• _Selected text_:
....................
PURPOSE: The purpose of this study was to determine how intraoperative computed tomography affects the intraoperative revision rate and consequently the post-operative, secondary corrective surgery in maxillofacial trauma surgeries.

PATIENTS AND METHODS: A retrospective study composed of patients with facial fractures was conducted in Prince Sultan Military Medical City in Riyadh, Saudi Arabia. The predictor variables were age, gender, site of facial fracture, type of treatment, number of scans per patient, and discharge time. The primary outcome variable was immediate intraoperative revision rate. Secondary outcome variable was total scanning time (recorded from the moment surgery was halted until it was resumed after image acquisition). Descriptive statistics were used; numerical data presented as mean ± SD and categorical variables as frequency (%).
....................
• _Exercises to complete_:
1. In the study summary on intraoperative computed tomography, what was the primary outcome variable?
2. Please carry on the study summary on intraoperative computed tomography, starting after its last sentence.

• _Data under study_:
....................
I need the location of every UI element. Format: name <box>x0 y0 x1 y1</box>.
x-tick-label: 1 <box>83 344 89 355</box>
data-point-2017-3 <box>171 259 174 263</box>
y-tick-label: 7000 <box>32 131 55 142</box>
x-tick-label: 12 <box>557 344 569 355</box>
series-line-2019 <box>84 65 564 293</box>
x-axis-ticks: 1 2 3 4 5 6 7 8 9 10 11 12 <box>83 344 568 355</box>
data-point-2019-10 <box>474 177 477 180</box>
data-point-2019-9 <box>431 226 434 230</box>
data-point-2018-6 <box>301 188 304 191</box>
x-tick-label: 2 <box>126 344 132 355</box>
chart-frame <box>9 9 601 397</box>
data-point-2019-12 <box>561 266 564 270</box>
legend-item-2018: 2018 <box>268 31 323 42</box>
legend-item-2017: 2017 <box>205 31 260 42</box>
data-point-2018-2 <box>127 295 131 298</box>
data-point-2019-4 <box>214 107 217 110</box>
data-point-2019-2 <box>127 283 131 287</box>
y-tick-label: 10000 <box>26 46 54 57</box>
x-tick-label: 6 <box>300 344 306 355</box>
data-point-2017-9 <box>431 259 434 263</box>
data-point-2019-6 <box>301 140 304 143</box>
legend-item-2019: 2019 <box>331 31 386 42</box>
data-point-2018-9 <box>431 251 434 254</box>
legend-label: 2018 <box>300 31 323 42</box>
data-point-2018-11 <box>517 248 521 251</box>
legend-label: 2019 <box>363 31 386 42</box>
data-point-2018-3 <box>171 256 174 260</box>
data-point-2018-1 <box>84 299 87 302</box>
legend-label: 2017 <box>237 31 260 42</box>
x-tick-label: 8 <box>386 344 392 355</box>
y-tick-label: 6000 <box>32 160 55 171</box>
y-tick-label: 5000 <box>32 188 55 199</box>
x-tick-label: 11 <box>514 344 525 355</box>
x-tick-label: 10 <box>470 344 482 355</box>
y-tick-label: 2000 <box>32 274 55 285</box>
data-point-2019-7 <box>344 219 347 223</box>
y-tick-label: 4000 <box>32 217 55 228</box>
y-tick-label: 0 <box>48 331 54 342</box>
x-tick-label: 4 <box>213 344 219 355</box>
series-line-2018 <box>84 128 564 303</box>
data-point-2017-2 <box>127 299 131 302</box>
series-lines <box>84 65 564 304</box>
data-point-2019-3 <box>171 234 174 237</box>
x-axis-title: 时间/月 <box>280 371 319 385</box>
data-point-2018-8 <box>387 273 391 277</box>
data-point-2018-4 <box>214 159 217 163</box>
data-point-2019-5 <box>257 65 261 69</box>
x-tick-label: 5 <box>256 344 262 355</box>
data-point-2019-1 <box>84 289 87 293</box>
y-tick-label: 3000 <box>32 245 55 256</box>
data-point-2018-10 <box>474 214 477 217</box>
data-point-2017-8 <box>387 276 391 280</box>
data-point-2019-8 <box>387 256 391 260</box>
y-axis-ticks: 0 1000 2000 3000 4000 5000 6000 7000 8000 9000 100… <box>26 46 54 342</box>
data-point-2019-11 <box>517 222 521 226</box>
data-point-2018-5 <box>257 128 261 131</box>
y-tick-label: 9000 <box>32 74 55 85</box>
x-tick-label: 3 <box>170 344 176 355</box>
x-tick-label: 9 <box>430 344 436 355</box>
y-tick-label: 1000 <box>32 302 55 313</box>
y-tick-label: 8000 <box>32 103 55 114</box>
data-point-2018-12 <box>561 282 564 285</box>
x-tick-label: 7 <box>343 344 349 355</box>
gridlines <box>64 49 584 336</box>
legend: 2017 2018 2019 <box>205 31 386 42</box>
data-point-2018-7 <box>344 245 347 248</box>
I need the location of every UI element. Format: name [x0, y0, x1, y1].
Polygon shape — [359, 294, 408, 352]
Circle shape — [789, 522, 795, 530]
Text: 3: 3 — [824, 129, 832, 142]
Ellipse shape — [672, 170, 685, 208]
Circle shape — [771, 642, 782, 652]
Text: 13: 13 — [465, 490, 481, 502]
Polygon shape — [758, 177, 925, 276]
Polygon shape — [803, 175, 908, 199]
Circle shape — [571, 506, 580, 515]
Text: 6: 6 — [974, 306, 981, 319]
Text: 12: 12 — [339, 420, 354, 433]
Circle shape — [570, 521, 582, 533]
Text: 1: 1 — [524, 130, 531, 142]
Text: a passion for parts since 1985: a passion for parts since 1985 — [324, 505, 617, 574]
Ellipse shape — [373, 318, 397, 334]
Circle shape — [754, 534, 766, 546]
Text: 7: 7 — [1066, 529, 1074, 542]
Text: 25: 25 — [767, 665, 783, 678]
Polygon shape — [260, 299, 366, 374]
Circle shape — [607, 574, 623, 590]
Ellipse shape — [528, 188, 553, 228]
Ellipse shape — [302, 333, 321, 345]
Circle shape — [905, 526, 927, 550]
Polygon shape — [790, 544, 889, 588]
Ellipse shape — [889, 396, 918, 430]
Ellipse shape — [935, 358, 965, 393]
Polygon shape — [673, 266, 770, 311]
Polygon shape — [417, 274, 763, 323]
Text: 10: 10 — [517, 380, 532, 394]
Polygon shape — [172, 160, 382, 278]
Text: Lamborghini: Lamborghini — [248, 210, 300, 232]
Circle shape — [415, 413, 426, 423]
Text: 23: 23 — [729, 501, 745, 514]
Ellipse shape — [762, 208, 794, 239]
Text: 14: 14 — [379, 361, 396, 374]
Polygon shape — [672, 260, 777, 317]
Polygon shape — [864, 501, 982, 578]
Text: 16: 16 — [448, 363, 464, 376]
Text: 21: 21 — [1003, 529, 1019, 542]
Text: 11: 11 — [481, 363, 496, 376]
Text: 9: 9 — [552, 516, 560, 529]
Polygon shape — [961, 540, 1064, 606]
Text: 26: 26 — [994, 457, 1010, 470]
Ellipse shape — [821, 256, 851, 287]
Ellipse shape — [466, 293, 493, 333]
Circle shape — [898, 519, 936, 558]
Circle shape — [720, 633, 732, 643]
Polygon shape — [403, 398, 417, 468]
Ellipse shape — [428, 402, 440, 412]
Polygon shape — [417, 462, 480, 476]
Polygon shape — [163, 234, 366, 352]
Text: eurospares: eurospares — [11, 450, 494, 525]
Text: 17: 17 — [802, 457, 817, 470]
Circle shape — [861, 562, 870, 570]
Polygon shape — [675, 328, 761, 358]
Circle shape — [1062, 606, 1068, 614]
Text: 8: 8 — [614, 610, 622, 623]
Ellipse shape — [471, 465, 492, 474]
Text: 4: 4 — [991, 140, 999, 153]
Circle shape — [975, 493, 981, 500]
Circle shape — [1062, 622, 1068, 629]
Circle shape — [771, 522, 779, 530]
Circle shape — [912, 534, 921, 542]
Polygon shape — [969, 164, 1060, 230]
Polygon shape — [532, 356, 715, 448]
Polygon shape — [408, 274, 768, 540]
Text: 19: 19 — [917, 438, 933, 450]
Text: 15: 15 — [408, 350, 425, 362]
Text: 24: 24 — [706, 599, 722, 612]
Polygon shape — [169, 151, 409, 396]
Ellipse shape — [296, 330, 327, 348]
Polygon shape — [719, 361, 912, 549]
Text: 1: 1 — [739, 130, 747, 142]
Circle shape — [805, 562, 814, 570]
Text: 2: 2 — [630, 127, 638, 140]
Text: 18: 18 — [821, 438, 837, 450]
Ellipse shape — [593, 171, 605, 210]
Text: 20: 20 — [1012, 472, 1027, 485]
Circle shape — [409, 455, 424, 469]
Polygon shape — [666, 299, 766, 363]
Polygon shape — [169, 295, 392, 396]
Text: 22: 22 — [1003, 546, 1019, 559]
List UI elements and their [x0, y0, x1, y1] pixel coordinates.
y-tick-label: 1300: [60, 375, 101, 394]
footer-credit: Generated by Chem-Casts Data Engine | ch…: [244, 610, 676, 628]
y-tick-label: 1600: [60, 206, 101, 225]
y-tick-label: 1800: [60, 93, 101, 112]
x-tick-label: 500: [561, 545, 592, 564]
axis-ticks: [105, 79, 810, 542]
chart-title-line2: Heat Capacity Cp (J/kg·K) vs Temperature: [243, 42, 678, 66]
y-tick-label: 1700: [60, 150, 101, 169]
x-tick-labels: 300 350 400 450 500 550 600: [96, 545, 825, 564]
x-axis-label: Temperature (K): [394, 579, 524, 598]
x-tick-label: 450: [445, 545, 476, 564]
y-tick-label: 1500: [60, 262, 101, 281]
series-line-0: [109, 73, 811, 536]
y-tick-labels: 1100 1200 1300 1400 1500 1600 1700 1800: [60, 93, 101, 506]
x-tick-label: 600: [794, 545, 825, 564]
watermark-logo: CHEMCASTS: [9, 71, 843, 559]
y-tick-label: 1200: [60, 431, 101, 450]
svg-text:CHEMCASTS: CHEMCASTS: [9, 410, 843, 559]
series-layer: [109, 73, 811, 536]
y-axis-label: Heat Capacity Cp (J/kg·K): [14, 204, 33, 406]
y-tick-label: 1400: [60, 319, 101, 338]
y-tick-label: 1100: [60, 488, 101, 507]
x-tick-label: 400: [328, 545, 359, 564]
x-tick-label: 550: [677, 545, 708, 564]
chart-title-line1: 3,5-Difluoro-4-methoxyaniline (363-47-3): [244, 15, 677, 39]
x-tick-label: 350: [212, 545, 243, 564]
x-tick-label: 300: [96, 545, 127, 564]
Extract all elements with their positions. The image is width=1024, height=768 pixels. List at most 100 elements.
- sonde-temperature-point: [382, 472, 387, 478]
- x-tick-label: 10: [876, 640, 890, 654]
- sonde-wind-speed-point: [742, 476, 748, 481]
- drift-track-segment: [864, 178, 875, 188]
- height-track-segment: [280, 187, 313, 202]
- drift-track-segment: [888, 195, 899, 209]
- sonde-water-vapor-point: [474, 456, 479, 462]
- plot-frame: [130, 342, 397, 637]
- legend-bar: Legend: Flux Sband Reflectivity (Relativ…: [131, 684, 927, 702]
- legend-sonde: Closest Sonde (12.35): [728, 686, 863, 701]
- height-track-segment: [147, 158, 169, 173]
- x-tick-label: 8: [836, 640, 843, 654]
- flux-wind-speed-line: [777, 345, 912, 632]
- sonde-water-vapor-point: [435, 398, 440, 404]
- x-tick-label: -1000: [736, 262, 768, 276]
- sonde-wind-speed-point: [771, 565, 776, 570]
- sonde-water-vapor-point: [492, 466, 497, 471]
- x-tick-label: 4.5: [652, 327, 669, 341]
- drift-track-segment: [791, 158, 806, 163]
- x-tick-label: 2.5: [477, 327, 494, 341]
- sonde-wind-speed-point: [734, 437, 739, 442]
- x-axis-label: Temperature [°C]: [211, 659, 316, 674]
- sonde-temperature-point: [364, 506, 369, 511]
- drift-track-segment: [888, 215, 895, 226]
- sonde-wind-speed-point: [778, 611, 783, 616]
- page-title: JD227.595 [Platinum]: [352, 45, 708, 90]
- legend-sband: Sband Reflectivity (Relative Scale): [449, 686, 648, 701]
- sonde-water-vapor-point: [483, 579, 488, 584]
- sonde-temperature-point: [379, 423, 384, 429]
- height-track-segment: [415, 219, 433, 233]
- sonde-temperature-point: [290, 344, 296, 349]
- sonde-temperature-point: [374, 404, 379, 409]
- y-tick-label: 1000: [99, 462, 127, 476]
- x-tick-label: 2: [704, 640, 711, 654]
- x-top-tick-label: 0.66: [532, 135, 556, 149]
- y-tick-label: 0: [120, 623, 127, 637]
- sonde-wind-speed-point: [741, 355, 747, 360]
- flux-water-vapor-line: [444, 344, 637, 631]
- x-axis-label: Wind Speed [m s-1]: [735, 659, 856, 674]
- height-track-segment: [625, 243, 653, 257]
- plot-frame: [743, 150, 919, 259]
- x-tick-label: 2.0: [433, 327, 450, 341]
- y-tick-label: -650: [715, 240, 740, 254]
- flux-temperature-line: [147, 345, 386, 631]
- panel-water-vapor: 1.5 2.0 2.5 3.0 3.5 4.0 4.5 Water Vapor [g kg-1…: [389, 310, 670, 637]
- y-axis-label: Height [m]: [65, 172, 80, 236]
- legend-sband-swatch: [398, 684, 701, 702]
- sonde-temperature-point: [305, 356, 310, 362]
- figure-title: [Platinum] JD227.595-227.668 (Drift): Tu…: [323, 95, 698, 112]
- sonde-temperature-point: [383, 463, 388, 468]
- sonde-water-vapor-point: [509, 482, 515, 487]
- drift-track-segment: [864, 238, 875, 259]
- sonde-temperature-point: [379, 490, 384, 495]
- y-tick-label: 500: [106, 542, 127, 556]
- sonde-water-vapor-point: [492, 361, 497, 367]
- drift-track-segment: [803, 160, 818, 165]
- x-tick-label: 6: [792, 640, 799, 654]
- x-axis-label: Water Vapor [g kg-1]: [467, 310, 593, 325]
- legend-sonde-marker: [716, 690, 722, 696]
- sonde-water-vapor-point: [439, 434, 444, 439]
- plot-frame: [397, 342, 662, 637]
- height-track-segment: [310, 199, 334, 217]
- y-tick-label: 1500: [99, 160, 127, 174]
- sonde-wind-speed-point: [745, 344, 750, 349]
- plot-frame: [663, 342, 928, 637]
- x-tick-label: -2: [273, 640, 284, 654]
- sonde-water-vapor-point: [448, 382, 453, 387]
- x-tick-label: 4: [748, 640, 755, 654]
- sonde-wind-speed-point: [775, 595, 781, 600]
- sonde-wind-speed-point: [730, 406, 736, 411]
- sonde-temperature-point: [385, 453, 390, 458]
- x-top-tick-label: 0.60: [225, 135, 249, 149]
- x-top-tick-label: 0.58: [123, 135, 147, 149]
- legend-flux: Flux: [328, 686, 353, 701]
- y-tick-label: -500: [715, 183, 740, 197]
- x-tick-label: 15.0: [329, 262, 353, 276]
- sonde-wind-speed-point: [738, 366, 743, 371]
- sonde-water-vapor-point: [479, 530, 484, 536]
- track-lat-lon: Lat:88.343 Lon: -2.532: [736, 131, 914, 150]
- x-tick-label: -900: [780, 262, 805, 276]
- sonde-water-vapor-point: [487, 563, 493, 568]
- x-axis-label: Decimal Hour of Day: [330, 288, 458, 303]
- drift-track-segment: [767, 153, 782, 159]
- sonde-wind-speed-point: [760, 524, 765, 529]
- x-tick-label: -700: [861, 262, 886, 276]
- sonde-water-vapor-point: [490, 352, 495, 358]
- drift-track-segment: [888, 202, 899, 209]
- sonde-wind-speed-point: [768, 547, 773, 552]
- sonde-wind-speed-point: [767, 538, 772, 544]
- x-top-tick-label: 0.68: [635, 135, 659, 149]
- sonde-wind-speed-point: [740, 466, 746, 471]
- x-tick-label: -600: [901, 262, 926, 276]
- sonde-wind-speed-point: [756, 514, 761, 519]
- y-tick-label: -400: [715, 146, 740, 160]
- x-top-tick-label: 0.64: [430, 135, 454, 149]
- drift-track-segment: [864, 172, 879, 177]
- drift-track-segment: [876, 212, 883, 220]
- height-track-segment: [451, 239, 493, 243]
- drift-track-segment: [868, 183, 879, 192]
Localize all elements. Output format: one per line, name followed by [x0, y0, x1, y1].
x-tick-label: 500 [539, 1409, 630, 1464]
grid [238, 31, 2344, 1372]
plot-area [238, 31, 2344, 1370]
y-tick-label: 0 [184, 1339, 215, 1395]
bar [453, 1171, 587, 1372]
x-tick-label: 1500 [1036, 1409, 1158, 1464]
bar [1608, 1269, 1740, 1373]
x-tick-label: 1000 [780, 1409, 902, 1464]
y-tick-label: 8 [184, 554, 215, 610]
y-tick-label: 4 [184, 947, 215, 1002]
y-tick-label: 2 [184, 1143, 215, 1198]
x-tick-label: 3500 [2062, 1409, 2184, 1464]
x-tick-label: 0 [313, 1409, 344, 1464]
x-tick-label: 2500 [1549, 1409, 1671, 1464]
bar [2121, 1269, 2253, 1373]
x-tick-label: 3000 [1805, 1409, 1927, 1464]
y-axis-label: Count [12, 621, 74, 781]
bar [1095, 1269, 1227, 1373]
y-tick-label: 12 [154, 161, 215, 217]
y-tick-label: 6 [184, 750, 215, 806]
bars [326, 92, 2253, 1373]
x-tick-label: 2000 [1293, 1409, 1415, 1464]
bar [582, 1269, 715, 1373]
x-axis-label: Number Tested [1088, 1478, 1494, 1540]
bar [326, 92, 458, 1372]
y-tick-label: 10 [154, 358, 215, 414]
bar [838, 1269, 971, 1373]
....................
• _Your responses_:
1. The immediate intraoperative revision rate.

2.
RESULTS: A total of 22 patients underwent 25 intraoperative scans while undergoing different maxillofacial surgeries. Eleven (50%) required intraoperative revisions after the scans, and 3 (13.6%) cases had another intraoperative scan after revision. Eighteen were men and 4 were women. The mean age was 30 years and age range was 19 to 76. Cases were categorized by fracture location and treatment preformed. The mean scanning time was 18.9 ± 4.6 minutes. The highest rate of revisions was seen in zygomaticomaxillary complex fractures (63.6%), they were also the only cases that required a second intraoperative scan after revision to confirm final reduction. No complications were seen postoperatively, and all patients recovered uneventfully. None of the patients required a secondary corrective surgery. All patients were discharged on the following day, except 1 case which was admitted under another service.

CONCLUSIONS: The use of intraoperative computed tomography imaging in treating maxillofacial fractures results in a higher rate of intraoperative revisions, which in turn leads to more accurate fracture reduction and consequently reduces the possibility of a postoperative, secondary corrective surgery.